GIVEN INSTRUCTION:
Pick out every line that holds the string "الرد" and copy it.

--------

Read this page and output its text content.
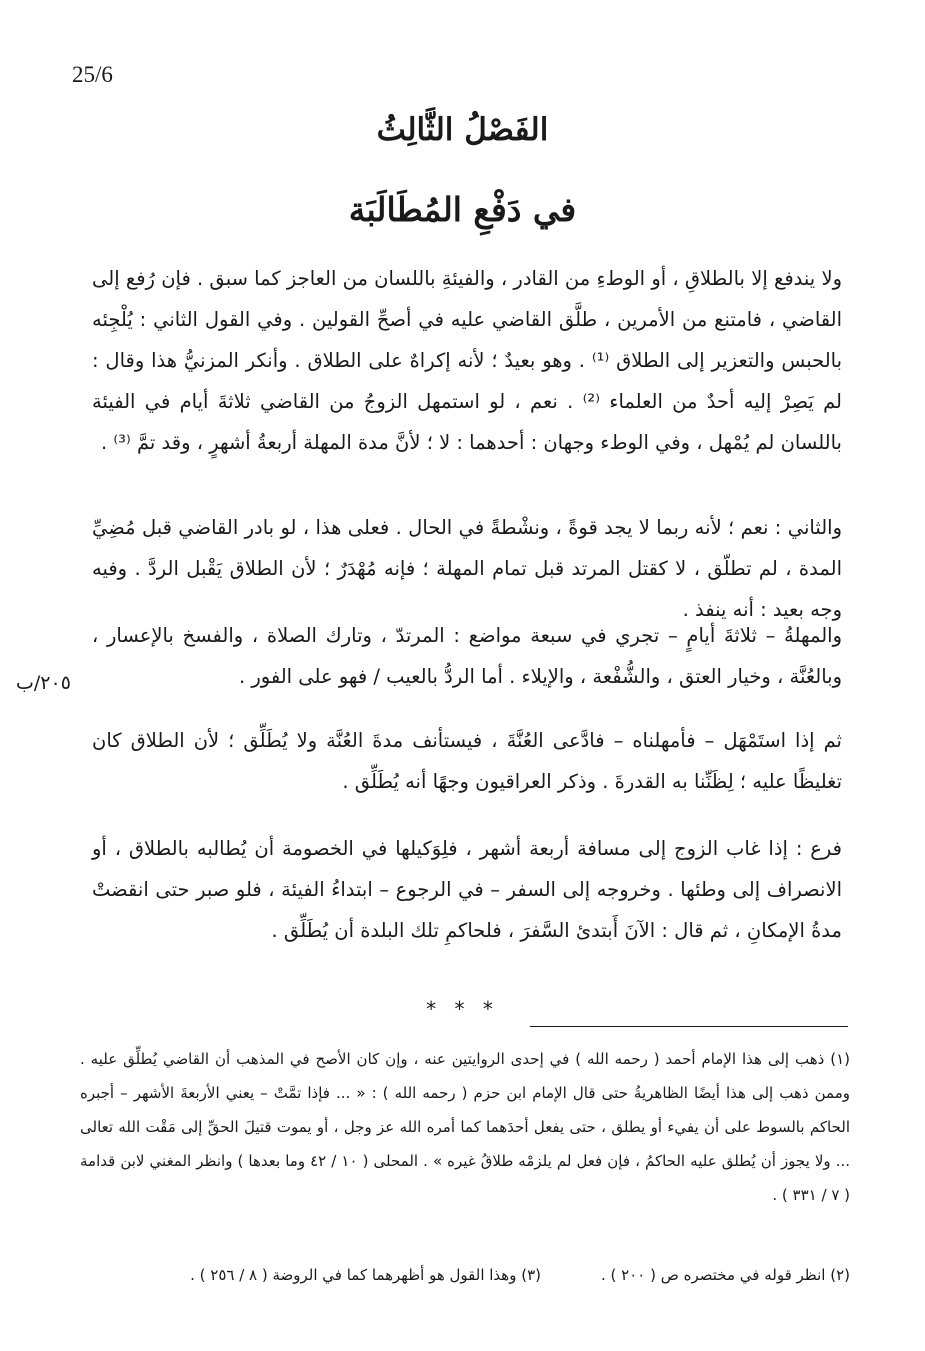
25/6
الفَصْلُ الثَّالِثُ
في دَفْعِ المُطَالَبَة
ولا يندفع إلا بالطلاقِ ، أو الوطءِ من القادر ، والفيئةِ باللسان من العاجز كما سبق . فإن رُفع إلى القاضي ، فامتنع من الأمرين ، طلَّق القاضي عليه في أصحِّ القولين . وفي القول الثاني : يُلْجِئه بالحبس والتعزير إلى الطلاق ⁽¹⁾ . وهو بعيدٌ ؛ لأنه إكراهٌ على الطلاق . وأنكر المزنيُّ هذا وقال : لم يَصِرْ إليه أحدٌ من العلماء ⁽²⁾ . نعم ، لو استمهل الزوجُ من القاضي ثلاثةَ أيام في الفيئة باللسان لم يُمْهل ، وفي الوطء وجهان : أحدهما : لا ؛ لأنَّ مدة المهلة أربعةُ أشهرٍ ، وقد تمَّ ⁽³⁾ .
والثاني : نعم ؛ لأنه ربما لا يجد قوةً ، ونشْطةً في الحال . فعلى هذا ، لو بادر القاضي قبل مُضِيِّ المدة ، لم تطلّق ، لا كقتل المرتد قبل تمام المهلة ؛ فإنه مُهْدَرٌ ؛ لأن الطلاق يَقْبل الردَّ . وفيه وجه بعيد : أنه ينفذ .
والمهلةُ – ثلاثةَ أيامٍ – تجري في سبعة مواضع : المرتدّ ، وتارك الصلاة ، والفسخ بالإعسار ، وبالعُنَّة ، وخيار العتق ، والشُّفْعة ، والإيلاء . أما الردُّ بالعيب / فهو على الفور .
٢٠٥/ب
ثم إذا استَمْهَل – فأمهلناه – فادَّعى العُنَّةَ ، فيستأنف مدةَ العُنَّة ولا يُطَلِّق ؛ لأن الطلاق كان تغليظًا عليه ؛ لِظَنِّنا به القدرةَ . وذكر العراقيون وجهًا أنه يُطَلِّق .
فرع : إذا غاب الزوج إلى مسافة أربعة أشهر ، فلِوَكيلها في الخصومة أن يُطالبه بالطلاق ، أو الانصراف إلى وطئها . وخروجه إلى السفر – في الرجوع – ابتداءُ الفيئة ، فلو صبر حتى انقضتْ مدةُ الإمكانِ ، ثم قال : الآنَ أَبتدئ السَّفرَ ، فلحاكمِ تلك البلدة أن يُطَلِّق .
* * *
(١) ذهب إلى هذا الإمام أحمد ( رحمه الله ) في إحدى الروايتين عنه ، وإن كان الأصح في المذهب أن القاضي يُطلِّق عليه . وممن ذهب إلى هذا أيضًا الظاهريةُ حتى قال الإمام ابن حزم ( رحمه الله ) : « ... فإذا تمَّتْ – يعني الأربعةَ الأشهر – أجبره الحاكم بالسوط على أن يفيء أو يطلق ، حتى يفعل أحدَهما كما أمره الله عز وجل ، أو يموت قتيلَ الحقِّ إلى مَقْت الله تعالى ... ولا يجوز أن يُطلق عليه الحاكمُ ، فإن فعل لم يلزمْه طلاقُ غيره » . المحلى ( ١٠ / ٤٢ وما بعدها ) وانظر المغني لابن قدامة ( ٧ / ٣٣١ ) .
(٢) انظر قوله في مختصره ص ( ٢٠٠ ) .
(٣) وهذا القول هو أظهرهما كما في الروضة ( ٨ / ٢٥٦ ) .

--------

RESULT OF THIS EXERCISE:
والثاني : نعم ؛ لأنه ربما لا يجد قوةً ، ونشْطةً في الحال . فعلى هذا ، لو بادر القاضي قبل مُضِيِّ المدة ، لم تطلّق ، لا كقتل المرتد قبل تمام المهلة ؛ فإنه مُهْدَرٌ ؛ لأن الطلاق يَقْبل الردَّ . وفيه وجه بعيد : أنه ينفذ .
والمهلةُ – ثلاثةَ أيامٍ – تجري في سبعة مواضع : المرتدّ ، وتارك الصلاة ، والفسخ بالإعسار ، وبالعُنَّة ، وخيار العتق ، والشُّفْعة ، والإيلاء . أما الردُّ بالعيب / فهو على الفور .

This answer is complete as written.